JOB
Take the entries below and reproduce them word for word.

LISTED ENTRIES
_ _ _

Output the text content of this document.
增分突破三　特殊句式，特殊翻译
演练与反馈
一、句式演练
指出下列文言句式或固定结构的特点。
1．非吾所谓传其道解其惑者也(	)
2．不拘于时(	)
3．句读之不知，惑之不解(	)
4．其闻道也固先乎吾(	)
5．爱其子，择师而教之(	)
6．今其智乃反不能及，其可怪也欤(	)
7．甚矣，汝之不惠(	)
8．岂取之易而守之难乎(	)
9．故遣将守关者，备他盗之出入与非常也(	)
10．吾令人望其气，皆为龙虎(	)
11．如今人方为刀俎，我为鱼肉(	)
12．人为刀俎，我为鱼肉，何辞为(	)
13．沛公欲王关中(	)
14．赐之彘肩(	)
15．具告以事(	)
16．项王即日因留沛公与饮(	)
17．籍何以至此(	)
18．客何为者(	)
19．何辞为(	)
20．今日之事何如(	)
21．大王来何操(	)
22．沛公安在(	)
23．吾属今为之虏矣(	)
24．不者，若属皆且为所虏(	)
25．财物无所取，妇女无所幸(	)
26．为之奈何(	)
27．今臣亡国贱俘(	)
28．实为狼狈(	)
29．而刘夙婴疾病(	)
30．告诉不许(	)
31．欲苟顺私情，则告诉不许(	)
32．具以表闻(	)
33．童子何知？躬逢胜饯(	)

_ _ _

FULL ANSWER
Output the text content of this document.
增分突破三　特殊句式，特殊翻译
演练与反馈
一、句式演练
指出下列文言句式或固定结构的特点。
1．非吾所谓传其道解其惑者也(	)
2．不拘于时(	)
3．句读之不知，惑之不解(	)
4．其闻道也固先乎吾(	)
5．爱其子，择师而教之(	)
6．今其智乃反不能及，其可怪也欤(	)
7．甚矣，汝之不惠(	)
8．岂取之易而守之难乎(	)
9．故遣将守关者，备他盗之出入与非常也(	)
10．吾令人望其气，皆为龙虎(	)
11．如今人方为刀俎，我为鱼肉(	)
12．人为刀俎，我为鱼肉，何辞为(	)
13．沛公欲王关中(	)
14．赐之彘肩(	)
15．具告以事(	)
16．项王即日因留沛公与饮(	)
17．籍何以至此(	)
18．客何为者(	)
19．何辞为(	)
20．今日之事何如(	)
21．大王来何操(	)
22．沛公安在(	)
23．吾属今为之虏矣(	)
24．不者，若属皆且为所虏(	)
25．财物无所取，妇女无所幸(	)
26．为之奈何(	)
27．今臣亡国贱俘(	)
28．实为狼狈(	)
29．而刘夙婴疾病(	)
30．告诉不许(	)
31．欲苟顺私情，则告诉不许(	)
32．具以表闻(	)
33．童子何知？躬逢胜饯(	)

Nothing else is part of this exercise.